■ Goal ■
Read through the entries below and return each line with the word "image".

■ Input material ■
>> Start

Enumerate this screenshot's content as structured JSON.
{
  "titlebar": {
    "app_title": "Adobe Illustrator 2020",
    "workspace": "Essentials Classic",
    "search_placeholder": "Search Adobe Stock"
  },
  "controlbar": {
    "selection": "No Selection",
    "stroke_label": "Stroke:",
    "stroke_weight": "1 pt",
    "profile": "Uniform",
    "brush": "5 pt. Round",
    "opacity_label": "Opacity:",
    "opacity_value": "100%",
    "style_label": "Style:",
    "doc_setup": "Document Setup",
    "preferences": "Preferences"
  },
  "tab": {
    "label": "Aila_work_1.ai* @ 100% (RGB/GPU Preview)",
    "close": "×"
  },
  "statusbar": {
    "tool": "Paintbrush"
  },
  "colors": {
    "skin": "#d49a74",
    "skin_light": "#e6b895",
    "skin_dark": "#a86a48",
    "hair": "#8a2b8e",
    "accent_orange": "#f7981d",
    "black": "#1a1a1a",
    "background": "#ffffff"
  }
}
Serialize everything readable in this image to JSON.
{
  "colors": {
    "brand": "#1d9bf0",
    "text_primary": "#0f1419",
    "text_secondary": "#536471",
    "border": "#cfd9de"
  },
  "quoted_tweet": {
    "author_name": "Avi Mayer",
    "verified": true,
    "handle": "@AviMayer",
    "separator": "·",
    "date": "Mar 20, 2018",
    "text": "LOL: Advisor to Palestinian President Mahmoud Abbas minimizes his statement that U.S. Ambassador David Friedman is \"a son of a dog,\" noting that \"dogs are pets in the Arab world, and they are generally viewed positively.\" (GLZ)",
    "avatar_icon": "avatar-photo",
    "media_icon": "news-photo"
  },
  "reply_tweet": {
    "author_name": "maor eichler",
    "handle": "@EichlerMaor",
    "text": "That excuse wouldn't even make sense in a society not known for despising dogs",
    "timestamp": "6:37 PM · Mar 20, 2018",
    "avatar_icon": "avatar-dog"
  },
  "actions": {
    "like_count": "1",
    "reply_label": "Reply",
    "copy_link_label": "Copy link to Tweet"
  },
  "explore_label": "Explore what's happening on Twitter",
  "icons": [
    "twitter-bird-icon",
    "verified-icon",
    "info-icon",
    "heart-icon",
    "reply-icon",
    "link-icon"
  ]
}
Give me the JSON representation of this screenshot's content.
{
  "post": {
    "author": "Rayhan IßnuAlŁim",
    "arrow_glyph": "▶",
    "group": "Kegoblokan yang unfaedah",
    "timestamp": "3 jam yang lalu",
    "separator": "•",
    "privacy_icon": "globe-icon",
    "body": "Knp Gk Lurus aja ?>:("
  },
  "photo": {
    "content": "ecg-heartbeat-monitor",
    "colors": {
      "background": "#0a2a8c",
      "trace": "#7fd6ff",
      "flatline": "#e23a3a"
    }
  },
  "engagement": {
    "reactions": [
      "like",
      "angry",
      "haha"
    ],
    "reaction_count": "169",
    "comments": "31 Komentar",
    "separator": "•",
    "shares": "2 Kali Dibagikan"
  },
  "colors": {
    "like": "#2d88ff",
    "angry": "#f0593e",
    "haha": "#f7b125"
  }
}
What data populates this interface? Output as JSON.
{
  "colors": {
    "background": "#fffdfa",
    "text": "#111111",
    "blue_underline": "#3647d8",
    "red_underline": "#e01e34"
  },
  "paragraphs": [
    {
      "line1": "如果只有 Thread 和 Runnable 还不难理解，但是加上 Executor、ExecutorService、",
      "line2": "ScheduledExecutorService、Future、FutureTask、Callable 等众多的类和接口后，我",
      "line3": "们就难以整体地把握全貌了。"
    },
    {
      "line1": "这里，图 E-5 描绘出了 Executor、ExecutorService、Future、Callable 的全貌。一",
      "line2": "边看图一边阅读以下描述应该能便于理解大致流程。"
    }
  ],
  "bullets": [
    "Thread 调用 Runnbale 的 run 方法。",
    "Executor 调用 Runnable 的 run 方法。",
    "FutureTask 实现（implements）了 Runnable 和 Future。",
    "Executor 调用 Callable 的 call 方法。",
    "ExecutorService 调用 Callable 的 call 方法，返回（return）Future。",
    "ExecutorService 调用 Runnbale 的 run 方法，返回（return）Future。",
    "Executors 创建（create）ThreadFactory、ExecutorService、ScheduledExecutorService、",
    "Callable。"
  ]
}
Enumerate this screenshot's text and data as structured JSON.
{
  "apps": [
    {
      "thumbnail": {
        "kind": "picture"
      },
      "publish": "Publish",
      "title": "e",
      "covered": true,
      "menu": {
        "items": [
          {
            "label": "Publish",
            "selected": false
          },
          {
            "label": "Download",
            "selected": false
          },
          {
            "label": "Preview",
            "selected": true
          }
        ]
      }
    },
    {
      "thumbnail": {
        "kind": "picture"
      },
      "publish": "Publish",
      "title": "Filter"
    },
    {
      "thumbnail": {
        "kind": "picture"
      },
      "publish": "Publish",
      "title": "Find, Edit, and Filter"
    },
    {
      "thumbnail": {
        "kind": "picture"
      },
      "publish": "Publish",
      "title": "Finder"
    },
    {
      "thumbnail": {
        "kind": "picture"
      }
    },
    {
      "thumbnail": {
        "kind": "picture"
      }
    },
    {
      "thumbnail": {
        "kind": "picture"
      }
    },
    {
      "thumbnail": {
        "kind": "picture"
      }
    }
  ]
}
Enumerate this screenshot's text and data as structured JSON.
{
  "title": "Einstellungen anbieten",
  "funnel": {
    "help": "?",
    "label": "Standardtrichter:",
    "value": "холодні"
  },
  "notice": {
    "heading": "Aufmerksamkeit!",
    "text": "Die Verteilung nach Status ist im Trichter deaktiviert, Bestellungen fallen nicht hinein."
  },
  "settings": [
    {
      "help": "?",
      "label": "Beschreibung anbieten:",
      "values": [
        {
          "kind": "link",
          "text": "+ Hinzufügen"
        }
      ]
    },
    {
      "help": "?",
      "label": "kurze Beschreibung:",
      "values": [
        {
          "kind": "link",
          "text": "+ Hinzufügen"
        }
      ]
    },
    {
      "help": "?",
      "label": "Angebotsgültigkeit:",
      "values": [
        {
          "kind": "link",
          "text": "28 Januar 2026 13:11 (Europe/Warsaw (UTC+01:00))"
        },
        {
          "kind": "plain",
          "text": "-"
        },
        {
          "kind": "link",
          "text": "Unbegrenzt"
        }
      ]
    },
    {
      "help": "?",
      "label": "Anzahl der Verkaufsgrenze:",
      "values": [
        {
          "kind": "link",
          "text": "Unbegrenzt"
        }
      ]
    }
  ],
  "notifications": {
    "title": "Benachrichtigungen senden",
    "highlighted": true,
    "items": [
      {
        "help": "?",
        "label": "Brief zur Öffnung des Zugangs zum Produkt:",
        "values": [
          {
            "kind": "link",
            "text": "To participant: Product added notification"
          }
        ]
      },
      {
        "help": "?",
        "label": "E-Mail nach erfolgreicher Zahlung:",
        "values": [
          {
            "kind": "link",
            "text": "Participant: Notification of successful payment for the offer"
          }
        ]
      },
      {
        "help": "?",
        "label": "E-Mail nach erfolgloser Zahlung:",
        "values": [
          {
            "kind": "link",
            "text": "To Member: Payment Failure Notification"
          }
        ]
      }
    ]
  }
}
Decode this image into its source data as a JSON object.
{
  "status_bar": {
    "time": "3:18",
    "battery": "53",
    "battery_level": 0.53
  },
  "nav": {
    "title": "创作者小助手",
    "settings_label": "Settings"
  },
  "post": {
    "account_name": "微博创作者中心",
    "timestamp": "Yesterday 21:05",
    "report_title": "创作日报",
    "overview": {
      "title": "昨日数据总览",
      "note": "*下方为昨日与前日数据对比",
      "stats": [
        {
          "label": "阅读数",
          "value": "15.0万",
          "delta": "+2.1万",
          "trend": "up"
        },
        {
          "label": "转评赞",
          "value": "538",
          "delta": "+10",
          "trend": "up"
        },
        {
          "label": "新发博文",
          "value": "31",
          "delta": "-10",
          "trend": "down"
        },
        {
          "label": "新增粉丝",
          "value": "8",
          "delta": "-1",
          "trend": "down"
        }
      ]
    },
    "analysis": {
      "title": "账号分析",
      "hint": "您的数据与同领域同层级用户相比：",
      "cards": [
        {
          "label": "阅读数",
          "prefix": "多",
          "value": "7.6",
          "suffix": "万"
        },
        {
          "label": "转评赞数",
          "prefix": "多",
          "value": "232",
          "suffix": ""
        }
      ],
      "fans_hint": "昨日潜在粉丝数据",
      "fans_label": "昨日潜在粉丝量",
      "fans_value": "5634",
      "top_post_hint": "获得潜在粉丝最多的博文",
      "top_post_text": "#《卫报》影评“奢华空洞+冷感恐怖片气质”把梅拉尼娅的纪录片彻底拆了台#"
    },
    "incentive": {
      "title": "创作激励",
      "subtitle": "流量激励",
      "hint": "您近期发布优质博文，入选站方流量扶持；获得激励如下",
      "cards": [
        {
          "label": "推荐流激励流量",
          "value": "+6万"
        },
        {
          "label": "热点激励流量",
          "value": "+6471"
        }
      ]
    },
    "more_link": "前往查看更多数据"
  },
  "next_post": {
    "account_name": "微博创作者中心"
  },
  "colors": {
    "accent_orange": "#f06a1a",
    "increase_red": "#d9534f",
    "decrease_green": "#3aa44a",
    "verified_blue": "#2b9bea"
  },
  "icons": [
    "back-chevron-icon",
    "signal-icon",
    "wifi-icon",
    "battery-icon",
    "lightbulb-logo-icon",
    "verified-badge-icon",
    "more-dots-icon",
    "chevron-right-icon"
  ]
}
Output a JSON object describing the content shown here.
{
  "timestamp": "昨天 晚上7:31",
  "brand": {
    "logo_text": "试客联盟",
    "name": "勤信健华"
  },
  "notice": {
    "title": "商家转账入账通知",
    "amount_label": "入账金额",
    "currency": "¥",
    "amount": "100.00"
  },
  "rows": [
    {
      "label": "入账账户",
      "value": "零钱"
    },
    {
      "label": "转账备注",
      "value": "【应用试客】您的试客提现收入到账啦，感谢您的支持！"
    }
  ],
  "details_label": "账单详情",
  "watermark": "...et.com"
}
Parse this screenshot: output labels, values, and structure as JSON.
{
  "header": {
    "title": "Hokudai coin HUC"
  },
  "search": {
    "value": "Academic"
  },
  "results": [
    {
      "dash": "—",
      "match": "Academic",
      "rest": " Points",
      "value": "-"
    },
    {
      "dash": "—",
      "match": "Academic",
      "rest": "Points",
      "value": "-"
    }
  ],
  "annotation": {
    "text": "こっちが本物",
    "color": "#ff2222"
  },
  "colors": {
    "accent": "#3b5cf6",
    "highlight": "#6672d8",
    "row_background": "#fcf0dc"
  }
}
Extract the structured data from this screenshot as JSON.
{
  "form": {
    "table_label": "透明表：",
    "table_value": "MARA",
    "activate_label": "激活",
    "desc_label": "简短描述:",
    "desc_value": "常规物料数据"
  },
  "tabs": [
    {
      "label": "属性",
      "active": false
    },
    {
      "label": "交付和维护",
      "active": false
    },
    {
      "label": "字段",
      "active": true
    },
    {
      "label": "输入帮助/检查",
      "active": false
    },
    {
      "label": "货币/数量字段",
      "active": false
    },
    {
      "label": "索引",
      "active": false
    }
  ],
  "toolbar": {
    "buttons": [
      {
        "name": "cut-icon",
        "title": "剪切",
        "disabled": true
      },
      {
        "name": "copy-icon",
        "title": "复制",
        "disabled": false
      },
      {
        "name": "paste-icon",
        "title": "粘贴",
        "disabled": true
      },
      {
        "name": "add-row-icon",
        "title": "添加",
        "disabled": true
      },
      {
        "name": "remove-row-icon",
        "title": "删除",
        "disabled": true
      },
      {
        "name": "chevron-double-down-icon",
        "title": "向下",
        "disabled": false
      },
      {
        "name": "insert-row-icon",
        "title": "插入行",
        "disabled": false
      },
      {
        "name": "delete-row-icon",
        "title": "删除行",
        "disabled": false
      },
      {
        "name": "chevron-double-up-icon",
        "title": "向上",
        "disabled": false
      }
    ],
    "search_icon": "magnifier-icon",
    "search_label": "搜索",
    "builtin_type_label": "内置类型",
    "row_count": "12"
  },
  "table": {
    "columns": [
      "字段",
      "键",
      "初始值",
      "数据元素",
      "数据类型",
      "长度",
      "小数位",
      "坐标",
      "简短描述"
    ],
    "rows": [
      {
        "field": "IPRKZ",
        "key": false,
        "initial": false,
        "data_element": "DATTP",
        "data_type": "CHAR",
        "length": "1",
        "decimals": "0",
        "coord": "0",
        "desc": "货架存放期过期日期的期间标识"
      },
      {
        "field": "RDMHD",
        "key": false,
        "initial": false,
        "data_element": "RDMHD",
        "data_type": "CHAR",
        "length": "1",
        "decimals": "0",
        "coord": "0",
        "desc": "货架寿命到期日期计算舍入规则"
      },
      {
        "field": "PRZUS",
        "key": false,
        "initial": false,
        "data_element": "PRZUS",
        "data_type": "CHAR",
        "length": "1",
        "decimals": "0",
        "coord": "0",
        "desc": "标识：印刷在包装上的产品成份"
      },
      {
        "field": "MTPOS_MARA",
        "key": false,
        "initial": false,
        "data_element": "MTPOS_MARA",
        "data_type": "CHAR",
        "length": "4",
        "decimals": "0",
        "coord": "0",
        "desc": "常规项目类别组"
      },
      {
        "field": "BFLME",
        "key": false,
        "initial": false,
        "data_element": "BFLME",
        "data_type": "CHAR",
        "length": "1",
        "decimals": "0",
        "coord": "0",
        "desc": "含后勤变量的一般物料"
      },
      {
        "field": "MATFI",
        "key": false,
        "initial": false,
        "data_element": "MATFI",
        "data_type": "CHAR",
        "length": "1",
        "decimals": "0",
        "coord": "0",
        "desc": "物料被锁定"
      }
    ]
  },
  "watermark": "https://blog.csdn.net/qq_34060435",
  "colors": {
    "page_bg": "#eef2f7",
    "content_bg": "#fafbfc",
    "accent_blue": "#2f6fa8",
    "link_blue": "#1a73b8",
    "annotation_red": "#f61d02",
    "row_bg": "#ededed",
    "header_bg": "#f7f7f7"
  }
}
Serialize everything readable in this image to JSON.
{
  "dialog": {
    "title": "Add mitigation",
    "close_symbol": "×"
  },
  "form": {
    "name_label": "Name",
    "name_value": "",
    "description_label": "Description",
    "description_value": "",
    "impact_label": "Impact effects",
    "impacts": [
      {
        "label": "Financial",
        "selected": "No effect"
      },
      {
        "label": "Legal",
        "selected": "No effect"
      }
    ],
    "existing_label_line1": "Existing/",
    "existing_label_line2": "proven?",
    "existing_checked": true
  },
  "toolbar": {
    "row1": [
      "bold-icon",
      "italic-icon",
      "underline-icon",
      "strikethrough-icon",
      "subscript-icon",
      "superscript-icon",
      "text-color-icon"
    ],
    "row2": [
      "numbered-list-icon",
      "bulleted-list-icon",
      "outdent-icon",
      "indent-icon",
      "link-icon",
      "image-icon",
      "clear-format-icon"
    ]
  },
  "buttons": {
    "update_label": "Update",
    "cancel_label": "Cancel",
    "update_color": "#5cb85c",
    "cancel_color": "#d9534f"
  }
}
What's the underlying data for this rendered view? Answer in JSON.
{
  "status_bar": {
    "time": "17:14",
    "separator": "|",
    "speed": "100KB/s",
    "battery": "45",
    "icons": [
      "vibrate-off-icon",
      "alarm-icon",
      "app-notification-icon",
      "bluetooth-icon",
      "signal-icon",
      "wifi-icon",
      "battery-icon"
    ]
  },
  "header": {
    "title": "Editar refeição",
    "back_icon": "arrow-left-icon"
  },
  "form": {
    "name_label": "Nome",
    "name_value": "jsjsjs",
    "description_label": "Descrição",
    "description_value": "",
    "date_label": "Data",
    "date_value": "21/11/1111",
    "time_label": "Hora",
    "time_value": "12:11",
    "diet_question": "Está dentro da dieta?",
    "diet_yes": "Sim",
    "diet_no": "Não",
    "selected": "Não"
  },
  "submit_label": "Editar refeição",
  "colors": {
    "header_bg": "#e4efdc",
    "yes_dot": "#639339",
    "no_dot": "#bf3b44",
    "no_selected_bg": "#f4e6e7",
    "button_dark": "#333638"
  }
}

>> End

■ Full solution ■
Serialize everything readable in this image to JSON.
Decode this image into its source data as a JSON object.
Serialize everything readable in this image to JSON.
      "image-icon",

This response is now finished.